-- start of DATA ENTRIES --
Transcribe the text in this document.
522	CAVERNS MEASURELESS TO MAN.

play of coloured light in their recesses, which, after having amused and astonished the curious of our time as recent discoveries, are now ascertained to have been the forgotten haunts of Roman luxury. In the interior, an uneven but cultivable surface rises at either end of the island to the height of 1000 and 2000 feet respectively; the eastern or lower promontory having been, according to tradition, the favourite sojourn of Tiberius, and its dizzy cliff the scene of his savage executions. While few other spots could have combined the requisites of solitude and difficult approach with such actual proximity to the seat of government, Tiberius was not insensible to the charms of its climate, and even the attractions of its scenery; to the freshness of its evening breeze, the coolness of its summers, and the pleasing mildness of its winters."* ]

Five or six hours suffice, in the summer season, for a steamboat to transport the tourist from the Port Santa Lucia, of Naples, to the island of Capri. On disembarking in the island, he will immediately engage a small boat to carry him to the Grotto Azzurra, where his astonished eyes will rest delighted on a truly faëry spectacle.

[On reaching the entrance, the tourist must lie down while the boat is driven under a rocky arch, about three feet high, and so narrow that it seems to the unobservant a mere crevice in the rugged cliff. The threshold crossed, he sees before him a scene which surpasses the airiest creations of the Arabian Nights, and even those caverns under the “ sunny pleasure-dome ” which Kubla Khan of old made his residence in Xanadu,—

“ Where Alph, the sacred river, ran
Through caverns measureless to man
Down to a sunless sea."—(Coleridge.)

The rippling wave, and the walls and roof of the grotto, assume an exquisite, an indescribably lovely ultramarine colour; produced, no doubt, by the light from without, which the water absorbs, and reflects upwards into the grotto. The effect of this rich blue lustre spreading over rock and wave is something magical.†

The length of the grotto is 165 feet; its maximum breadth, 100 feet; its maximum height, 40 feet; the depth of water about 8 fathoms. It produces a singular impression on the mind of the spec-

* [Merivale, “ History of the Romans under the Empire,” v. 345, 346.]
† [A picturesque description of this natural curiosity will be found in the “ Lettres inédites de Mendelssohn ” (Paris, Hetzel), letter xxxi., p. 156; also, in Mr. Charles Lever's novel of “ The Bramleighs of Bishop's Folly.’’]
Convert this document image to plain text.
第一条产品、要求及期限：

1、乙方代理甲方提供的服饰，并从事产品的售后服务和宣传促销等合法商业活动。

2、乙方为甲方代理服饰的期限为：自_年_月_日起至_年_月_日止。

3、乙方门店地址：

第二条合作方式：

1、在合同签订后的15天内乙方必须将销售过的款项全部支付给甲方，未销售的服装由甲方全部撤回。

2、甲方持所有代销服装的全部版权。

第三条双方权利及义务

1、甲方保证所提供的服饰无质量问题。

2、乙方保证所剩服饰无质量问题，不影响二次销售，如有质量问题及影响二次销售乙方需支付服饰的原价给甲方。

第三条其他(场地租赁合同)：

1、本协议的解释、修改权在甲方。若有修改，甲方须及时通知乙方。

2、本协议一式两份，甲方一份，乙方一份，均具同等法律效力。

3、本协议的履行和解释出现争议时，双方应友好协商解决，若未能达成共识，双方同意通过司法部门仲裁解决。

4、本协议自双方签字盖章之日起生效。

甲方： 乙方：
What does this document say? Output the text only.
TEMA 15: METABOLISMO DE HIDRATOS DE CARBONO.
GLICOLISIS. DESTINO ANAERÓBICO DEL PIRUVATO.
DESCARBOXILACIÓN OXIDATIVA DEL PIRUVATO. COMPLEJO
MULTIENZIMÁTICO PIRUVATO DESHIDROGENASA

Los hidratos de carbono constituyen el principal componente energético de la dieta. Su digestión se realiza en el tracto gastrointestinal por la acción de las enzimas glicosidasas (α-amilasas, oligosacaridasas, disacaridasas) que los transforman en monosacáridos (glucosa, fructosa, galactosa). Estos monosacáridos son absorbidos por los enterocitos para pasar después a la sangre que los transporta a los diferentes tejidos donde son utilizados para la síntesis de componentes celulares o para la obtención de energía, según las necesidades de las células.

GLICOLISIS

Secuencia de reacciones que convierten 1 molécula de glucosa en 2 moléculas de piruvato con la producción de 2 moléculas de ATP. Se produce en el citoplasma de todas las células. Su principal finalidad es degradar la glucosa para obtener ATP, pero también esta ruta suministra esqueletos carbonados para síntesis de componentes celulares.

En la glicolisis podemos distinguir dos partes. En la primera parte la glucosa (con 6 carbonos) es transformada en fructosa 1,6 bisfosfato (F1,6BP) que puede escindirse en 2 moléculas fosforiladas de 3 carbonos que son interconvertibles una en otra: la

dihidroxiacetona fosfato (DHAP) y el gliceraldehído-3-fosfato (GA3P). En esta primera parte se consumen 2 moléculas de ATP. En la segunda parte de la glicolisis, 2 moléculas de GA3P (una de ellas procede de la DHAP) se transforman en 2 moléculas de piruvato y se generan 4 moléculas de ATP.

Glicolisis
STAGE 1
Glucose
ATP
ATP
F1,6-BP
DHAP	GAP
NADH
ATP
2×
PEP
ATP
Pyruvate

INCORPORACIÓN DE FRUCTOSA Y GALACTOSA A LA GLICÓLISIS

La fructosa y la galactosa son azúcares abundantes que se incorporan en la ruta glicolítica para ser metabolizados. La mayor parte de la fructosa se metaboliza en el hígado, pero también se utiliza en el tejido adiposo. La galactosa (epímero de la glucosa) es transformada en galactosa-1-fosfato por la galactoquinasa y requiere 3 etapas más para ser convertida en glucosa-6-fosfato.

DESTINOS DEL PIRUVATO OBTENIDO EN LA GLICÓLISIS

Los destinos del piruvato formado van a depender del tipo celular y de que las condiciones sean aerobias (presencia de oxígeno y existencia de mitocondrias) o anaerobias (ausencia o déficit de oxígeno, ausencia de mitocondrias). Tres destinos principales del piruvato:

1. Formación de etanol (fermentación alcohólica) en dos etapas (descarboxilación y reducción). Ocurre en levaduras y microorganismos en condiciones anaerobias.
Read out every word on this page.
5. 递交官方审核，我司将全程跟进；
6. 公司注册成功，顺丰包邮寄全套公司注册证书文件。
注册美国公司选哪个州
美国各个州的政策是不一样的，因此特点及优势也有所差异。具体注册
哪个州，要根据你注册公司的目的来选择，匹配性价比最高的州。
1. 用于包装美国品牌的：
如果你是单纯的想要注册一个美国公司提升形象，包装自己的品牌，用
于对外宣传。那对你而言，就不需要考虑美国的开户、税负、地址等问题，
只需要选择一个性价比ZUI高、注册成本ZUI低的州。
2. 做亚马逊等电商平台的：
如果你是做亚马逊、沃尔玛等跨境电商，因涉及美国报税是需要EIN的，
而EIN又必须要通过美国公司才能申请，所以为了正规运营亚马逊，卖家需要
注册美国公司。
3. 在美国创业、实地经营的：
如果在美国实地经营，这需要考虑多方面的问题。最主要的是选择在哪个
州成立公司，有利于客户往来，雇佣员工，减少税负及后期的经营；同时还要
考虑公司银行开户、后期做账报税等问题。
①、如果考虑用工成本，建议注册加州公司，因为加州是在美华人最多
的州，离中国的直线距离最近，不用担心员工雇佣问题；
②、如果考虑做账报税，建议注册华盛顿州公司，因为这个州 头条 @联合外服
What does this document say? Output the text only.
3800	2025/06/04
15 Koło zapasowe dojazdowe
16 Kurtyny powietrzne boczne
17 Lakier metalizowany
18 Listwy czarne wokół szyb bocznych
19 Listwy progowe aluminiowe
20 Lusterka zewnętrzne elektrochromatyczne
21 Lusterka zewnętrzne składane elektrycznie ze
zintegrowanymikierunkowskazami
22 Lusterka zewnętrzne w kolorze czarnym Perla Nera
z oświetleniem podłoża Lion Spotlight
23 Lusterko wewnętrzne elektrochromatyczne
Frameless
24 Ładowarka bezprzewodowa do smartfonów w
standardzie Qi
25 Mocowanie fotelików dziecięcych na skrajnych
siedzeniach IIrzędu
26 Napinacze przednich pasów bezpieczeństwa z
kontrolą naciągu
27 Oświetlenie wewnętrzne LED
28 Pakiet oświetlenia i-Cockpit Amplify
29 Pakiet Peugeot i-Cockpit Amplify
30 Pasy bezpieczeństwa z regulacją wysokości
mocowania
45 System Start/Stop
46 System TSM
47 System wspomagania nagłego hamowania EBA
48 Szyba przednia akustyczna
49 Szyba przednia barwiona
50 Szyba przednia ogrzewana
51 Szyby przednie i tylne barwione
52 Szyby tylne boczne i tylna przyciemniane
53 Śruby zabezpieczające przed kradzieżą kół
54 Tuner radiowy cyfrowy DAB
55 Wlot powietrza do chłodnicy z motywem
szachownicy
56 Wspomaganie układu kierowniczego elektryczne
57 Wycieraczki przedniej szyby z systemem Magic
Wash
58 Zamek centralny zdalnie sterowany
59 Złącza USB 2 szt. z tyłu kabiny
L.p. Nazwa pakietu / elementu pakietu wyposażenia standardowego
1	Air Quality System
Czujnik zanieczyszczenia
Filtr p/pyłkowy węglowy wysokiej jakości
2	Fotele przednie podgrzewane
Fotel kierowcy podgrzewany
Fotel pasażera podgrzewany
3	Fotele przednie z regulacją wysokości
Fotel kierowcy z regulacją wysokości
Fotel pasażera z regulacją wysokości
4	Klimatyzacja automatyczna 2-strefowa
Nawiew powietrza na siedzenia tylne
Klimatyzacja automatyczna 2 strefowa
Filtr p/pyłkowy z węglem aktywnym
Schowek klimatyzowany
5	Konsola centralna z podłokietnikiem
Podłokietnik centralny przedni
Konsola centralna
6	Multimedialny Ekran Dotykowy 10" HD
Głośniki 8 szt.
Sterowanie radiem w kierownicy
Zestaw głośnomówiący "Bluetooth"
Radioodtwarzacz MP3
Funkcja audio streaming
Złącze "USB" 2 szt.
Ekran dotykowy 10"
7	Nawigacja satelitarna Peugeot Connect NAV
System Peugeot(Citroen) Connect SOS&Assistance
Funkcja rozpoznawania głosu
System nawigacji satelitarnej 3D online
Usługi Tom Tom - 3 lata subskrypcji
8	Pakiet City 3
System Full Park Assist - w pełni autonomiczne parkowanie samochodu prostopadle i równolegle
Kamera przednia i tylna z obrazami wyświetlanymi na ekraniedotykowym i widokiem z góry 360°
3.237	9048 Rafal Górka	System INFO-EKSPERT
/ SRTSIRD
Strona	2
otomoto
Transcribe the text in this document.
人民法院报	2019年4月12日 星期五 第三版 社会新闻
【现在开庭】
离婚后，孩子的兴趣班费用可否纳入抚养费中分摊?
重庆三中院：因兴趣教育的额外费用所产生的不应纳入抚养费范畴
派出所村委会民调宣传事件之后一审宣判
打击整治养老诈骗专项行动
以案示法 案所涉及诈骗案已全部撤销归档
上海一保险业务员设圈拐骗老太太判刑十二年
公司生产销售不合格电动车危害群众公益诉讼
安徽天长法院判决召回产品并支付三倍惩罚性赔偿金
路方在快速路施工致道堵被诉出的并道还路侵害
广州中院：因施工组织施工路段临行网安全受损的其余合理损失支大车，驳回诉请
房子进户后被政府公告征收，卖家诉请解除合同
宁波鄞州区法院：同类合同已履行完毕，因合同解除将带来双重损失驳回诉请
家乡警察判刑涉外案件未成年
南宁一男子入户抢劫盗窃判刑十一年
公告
-- end of DATA ENTRIES --
▶ THE TASK
Where does the word "height" appear in the listing? List each line that holds it.

▶ EXERCISE RESPONSE
play of coloured light in their recesses, which, after having amused and astonished the curious of our time as recent discoveries, are now ascertained to have been the forgotten haunts of Roman luxury. In the interior, an uneven but cultivable surface rises at either end of the island to the height of 1000 and 2000 feet respectively; the eastern or lower promontory having been, according to tradition, the favourite sojourn of Tiberius, and its dizzy cliff the scene of his savage executions. While few other spots could have combined the requisites of solitude and difficult approach with such actual proximity to the seat of government, Tiberius was not insensible to the charms of its climate, and even the attractions of its scenery; to the freshness of its evening breeze, the coolness of its summers, and the pleasing mildness of its winters."* ]
The length of the grotto is 165 feet; its maximum breadth, 100 feet; its maximum height, 40 feet; the depth of water about 8 fathoms. It produces a singular impression on the mind of the spec-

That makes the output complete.